#### Stated goal:
Consider the records below. How many of their lines include the word "lens"? State the number and nothing else.

#### Record excerpts:

-- start --

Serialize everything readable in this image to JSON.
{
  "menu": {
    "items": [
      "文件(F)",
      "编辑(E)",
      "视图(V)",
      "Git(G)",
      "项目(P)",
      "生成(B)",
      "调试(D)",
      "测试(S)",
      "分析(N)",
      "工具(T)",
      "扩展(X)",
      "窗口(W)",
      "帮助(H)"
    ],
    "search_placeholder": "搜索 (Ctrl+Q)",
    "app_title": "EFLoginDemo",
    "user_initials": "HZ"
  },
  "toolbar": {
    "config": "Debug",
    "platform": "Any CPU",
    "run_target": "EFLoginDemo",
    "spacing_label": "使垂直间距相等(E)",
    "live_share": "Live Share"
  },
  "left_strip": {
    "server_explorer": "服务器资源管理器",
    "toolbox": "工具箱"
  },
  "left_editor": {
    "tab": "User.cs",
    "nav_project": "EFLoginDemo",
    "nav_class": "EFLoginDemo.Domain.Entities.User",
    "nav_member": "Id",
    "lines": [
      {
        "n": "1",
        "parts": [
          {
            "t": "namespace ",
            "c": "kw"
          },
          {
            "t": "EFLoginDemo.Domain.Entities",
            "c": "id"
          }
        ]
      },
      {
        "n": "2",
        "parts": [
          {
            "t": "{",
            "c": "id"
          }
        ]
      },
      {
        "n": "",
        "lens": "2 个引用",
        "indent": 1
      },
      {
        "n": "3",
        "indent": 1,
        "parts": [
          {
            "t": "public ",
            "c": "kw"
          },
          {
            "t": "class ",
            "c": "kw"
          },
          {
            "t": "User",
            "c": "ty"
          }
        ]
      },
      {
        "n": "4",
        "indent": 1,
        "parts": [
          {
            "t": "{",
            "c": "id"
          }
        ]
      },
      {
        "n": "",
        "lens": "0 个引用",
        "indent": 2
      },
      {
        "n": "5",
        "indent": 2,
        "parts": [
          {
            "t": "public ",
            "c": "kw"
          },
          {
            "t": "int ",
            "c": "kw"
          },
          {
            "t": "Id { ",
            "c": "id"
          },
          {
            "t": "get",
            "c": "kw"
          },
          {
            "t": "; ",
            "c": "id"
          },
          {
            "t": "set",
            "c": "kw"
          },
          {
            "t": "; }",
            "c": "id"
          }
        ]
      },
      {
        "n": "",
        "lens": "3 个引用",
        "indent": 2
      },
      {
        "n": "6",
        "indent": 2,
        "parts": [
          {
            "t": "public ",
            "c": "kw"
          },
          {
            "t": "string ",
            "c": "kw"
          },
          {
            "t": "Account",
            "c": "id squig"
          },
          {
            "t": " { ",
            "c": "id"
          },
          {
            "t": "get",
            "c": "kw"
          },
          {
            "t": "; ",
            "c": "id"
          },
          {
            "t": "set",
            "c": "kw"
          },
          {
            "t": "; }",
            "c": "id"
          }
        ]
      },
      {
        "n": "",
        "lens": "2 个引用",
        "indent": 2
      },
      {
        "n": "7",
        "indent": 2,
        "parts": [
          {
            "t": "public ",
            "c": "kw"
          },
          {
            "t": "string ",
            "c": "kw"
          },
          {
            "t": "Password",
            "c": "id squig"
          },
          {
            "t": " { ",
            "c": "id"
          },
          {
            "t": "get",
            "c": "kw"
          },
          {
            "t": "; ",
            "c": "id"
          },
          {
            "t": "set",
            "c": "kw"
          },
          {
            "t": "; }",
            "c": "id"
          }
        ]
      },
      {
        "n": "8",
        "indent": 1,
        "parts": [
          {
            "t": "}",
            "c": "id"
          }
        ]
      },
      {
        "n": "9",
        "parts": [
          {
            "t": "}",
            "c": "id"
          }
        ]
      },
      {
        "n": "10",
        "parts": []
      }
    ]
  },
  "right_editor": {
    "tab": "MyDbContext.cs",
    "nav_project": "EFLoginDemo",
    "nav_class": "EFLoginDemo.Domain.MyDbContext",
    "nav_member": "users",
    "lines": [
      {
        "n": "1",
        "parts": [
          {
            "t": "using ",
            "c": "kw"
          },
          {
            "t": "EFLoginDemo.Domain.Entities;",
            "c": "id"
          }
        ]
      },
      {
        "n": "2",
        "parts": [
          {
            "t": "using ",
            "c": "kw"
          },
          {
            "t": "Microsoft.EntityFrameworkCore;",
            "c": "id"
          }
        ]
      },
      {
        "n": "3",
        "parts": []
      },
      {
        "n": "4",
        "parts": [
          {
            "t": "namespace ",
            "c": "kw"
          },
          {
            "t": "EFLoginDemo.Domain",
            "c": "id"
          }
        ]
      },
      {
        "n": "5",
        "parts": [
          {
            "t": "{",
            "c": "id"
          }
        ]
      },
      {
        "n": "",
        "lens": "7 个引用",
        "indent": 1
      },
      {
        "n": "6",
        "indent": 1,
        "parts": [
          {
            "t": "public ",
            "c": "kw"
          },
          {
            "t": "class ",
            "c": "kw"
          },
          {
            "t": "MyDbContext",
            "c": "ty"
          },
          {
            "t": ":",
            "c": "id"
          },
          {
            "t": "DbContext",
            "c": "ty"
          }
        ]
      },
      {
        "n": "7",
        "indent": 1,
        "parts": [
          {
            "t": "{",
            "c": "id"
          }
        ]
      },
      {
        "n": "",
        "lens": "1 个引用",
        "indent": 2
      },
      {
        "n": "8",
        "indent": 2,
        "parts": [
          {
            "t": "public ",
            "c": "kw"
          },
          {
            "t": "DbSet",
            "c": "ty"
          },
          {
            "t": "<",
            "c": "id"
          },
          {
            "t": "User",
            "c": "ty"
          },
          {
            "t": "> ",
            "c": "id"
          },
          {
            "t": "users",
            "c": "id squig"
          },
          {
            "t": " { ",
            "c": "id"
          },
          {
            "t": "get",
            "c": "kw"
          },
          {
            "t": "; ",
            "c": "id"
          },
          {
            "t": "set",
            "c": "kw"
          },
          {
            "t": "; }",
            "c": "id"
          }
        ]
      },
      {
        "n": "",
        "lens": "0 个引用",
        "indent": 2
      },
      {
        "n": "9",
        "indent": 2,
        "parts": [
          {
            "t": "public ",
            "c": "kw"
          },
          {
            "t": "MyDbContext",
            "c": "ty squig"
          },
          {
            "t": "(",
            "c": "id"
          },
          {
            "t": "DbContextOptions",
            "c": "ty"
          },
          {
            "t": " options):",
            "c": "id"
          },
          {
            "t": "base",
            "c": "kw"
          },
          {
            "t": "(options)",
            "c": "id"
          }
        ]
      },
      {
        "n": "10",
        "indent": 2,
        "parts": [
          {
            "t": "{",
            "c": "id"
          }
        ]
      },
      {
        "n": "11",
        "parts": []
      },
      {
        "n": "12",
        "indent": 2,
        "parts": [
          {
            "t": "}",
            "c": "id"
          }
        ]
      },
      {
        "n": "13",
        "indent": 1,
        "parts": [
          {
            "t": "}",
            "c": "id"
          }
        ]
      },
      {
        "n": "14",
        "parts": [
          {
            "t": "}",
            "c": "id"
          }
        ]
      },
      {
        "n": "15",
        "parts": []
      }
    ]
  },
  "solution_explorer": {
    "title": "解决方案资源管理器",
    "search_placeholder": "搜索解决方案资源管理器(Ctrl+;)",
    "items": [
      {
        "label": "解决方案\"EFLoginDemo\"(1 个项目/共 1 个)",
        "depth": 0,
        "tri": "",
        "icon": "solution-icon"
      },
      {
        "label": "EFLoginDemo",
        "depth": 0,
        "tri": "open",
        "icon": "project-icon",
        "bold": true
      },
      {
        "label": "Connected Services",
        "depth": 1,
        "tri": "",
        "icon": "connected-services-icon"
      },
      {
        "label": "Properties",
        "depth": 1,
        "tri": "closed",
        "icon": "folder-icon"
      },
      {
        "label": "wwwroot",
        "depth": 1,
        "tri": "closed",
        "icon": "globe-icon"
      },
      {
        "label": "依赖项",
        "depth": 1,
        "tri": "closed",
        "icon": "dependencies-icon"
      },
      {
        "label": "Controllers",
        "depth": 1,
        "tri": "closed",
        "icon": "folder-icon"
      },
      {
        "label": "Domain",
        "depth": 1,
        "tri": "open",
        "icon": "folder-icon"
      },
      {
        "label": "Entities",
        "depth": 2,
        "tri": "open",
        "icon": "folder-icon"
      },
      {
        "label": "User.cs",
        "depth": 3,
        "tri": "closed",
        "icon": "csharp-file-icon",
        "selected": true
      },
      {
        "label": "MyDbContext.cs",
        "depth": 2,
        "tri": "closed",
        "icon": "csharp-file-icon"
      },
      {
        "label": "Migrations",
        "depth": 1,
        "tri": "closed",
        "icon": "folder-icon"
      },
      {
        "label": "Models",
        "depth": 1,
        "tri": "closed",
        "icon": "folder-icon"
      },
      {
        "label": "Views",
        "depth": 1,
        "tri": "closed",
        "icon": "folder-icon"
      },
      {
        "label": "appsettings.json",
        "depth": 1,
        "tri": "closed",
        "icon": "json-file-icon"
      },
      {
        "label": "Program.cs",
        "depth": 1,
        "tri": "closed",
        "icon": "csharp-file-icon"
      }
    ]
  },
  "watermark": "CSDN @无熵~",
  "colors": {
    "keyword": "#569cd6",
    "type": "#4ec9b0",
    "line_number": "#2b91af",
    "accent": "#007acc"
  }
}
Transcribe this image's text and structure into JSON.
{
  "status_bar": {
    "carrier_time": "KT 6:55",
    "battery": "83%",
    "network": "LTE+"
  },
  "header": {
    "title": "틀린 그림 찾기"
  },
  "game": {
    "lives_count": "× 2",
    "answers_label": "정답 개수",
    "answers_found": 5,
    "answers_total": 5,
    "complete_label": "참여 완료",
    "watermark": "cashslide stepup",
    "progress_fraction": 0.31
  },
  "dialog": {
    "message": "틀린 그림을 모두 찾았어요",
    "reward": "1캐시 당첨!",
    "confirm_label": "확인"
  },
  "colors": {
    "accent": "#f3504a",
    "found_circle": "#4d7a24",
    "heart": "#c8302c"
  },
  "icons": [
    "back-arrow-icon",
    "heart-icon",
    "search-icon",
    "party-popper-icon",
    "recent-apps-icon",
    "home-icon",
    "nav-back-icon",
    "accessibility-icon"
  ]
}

-- end --

#### Correct answer:
7